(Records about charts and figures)

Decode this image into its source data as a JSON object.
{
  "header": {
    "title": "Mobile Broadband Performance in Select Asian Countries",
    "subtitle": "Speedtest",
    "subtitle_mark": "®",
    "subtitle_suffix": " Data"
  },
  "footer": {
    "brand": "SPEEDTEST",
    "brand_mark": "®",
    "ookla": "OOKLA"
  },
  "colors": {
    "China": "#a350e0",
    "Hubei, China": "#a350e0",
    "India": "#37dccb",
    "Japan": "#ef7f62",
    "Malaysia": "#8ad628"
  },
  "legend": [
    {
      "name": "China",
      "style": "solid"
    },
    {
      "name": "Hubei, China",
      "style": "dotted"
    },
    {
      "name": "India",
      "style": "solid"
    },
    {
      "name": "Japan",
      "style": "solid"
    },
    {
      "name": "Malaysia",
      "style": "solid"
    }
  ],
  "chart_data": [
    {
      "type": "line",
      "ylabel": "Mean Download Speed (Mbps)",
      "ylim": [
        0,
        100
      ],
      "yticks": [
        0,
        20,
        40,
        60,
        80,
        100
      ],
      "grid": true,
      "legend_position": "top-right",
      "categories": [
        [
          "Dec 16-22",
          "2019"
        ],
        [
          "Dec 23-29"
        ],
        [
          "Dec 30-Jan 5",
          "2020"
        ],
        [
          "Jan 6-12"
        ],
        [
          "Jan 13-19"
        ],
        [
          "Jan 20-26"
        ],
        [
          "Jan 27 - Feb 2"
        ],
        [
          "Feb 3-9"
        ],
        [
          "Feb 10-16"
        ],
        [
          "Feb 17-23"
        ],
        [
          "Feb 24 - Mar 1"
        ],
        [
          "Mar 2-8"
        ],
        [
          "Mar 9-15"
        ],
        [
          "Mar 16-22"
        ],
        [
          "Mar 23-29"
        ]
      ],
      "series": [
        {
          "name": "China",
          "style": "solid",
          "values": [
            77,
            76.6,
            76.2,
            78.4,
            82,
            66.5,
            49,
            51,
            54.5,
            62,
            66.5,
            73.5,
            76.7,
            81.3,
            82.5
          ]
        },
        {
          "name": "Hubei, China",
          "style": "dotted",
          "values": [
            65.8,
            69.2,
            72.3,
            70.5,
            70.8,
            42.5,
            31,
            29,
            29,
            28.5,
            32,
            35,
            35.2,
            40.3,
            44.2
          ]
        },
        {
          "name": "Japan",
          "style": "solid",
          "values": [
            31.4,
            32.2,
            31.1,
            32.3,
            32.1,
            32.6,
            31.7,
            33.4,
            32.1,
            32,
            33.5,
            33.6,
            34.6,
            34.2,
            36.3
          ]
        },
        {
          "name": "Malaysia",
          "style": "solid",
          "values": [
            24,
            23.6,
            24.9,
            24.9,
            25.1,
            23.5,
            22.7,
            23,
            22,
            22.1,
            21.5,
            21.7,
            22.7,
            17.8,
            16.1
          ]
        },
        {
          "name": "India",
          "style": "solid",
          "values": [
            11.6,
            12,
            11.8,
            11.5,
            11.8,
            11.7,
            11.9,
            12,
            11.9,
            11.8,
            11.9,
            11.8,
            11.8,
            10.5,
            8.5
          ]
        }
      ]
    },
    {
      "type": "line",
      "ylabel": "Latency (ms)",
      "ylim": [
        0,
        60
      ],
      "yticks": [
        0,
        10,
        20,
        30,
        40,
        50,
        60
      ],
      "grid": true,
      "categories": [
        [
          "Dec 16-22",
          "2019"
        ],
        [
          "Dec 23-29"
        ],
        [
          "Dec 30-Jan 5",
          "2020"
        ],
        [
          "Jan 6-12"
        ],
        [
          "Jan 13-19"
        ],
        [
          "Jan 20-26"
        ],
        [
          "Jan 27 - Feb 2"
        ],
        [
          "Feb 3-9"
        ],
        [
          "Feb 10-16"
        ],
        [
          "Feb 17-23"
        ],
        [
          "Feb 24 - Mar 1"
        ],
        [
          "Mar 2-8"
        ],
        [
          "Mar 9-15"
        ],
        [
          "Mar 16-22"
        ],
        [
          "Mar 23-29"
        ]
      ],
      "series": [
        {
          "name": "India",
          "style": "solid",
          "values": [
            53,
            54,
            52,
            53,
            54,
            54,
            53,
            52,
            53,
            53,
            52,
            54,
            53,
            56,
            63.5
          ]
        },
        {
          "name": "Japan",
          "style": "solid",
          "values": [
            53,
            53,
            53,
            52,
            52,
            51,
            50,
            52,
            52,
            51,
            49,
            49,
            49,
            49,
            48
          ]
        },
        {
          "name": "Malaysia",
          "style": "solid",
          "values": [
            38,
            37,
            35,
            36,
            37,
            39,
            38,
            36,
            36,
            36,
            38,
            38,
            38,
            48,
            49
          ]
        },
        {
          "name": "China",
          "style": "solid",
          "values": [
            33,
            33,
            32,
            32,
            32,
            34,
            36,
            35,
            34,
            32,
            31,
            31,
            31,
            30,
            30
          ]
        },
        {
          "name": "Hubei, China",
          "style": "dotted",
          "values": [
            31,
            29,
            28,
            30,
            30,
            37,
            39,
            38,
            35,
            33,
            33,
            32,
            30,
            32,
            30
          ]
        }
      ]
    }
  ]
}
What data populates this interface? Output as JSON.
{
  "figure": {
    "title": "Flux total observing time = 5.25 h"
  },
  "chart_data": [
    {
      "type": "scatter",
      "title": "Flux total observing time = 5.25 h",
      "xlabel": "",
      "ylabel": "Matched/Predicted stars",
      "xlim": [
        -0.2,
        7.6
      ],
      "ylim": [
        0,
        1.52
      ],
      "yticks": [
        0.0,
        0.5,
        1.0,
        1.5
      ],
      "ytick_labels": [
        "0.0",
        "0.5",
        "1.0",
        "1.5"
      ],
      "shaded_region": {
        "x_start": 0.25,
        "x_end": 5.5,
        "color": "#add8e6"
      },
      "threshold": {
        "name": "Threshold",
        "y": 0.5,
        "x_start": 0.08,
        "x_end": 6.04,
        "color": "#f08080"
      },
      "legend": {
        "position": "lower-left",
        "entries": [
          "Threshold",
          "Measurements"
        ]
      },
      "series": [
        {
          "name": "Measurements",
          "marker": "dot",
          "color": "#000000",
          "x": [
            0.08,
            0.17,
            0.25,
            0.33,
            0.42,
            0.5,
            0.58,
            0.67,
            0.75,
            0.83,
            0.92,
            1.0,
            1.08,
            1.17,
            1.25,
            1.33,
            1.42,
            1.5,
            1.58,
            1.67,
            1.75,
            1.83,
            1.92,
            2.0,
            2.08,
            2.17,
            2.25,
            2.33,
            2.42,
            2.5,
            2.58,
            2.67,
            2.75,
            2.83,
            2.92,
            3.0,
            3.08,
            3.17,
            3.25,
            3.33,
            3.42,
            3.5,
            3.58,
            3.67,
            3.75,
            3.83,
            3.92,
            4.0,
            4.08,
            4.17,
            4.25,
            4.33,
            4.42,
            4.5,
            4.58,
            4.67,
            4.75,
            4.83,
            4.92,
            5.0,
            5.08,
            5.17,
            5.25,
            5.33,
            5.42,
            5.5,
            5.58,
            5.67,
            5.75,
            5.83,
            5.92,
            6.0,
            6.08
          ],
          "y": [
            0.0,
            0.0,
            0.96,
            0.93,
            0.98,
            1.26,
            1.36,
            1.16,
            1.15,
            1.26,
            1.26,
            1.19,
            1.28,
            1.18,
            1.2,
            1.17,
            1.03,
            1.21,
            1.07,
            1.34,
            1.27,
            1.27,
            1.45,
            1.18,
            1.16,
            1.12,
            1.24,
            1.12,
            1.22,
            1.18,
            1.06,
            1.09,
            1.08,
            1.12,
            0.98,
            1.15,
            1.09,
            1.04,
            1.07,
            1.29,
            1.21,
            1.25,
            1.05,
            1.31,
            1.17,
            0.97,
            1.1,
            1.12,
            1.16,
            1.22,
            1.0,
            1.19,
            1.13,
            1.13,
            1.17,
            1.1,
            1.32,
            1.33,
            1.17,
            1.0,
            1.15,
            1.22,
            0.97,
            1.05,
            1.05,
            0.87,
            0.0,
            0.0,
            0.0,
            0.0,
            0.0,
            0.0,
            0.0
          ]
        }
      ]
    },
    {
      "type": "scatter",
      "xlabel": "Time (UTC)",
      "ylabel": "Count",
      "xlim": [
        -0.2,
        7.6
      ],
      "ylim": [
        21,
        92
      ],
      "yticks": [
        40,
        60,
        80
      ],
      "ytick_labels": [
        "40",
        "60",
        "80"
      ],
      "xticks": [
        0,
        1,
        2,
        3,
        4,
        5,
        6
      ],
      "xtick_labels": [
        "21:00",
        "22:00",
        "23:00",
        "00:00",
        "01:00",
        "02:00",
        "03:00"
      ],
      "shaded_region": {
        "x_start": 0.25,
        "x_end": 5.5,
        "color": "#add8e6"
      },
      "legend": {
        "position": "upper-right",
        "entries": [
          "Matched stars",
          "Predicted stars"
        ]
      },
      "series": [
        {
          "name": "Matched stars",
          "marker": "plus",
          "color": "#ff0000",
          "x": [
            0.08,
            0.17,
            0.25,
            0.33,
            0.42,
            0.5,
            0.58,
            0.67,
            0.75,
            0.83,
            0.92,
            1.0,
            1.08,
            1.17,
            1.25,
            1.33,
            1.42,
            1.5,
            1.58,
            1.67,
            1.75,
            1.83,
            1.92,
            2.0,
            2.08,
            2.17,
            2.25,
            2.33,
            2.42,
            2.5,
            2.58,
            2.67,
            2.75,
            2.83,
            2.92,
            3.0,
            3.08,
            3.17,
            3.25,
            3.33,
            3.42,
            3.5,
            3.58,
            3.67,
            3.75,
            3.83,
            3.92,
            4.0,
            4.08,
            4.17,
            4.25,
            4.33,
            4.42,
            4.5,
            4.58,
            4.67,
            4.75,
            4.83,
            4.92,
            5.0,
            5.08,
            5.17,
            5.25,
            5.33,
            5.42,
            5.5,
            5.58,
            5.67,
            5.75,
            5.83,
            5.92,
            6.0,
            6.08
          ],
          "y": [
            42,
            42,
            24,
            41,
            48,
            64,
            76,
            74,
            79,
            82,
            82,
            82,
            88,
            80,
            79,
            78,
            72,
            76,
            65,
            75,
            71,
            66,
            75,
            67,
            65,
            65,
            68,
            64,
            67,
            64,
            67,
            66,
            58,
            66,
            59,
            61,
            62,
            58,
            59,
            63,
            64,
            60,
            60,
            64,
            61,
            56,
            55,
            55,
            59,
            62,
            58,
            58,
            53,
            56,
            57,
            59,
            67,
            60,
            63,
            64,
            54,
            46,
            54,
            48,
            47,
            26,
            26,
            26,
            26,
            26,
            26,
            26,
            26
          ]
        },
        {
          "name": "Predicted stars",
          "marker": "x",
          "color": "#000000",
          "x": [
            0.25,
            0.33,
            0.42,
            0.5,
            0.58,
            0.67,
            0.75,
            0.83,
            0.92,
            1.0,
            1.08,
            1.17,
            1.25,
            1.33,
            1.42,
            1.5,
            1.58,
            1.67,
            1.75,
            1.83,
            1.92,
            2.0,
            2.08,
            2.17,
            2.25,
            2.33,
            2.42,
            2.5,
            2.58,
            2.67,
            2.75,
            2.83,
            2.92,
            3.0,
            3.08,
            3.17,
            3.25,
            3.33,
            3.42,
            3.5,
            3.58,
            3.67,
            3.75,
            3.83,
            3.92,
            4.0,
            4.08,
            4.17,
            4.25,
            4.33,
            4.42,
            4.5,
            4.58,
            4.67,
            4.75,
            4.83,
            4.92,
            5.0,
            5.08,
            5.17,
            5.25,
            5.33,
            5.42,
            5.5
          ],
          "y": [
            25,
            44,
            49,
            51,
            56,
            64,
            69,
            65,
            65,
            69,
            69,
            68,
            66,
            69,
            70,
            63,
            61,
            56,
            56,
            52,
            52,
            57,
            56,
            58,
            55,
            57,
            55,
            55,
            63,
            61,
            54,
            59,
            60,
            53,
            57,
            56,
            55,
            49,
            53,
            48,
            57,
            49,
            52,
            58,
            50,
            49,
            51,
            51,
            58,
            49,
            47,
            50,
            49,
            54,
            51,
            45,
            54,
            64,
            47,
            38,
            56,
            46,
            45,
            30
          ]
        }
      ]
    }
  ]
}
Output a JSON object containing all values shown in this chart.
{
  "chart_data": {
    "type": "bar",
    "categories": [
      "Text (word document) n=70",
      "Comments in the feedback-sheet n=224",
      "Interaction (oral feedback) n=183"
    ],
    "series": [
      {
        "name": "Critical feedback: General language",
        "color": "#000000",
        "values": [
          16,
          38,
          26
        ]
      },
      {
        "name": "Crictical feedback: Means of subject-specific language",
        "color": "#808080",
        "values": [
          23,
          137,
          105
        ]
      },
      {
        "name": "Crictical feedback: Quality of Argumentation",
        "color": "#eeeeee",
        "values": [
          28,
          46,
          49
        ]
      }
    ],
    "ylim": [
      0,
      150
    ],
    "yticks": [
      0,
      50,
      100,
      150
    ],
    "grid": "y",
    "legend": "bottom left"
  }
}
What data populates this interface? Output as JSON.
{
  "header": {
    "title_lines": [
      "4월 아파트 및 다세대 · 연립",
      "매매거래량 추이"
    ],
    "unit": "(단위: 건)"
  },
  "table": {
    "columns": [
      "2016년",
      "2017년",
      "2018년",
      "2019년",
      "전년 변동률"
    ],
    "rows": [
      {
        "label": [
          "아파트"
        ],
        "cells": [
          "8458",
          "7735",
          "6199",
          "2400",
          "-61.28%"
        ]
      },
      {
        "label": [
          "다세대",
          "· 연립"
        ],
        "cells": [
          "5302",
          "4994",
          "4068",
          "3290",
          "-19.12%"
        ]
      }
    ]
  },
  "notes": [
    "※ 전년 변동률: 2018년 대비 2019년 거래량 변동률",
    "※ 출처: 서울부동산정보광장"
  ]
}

» EXERCISE DIRECTIONS:
Gather from the data above every line with the string "left".

» CORRECT ANSWER:
        "position": "lower-left",
    "legend": "bottom left"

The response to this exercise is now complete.